───── SUPPLIED MATERIAL

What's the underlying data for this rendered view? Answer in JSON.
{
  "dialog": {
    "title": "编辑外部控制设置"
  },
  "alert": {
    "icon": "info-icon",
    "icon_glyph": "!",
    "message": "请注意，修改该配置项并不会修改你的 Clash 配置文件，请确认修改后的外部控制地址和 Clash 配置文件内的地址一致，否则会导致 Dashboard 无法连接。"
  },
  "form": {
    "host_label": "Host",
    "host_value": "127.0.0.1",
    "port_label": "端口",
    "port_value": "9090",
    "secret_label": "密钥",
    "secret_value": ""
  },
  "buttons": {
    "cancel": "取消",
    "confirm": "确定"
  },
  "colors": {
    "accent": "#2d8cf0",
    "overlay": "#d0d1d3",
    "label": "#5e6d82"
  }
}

──────────

TASK BRIEF >> Print every record exactly as it was given.

TASK ANSWER >>
What's the underlying data for this rendered view? Answer in JSON.
{
  "dialog": {
    "title": "编辑外部控制设置"
  },
  "alert": {
    "icon": "info-icon",
    "icon_glyph": "!",
    "message": "请注意，修改该配置项并不会修改你的 Clash 配置文件，请确认修改后的外部控制地址和 Clash 配置文件内的地址一致，否则会导致 Dashboard 无法连接。"
  },
  "form": {
    "host_label": "Host",
    "host_value": "127.0.0.1",
    "port_label": "端口",
    "port_value": "9090",
    "secret_label": "密钥",
    "secret_value": ""
  },
  "buttons": {
    "cancel": "取消",
    "confirm": "确定"
  },
  "colors": {
    "accent": "#2d8cf0",
    "overlay": "#d0d1d3",
    "label": "#5e6d82"
  }
}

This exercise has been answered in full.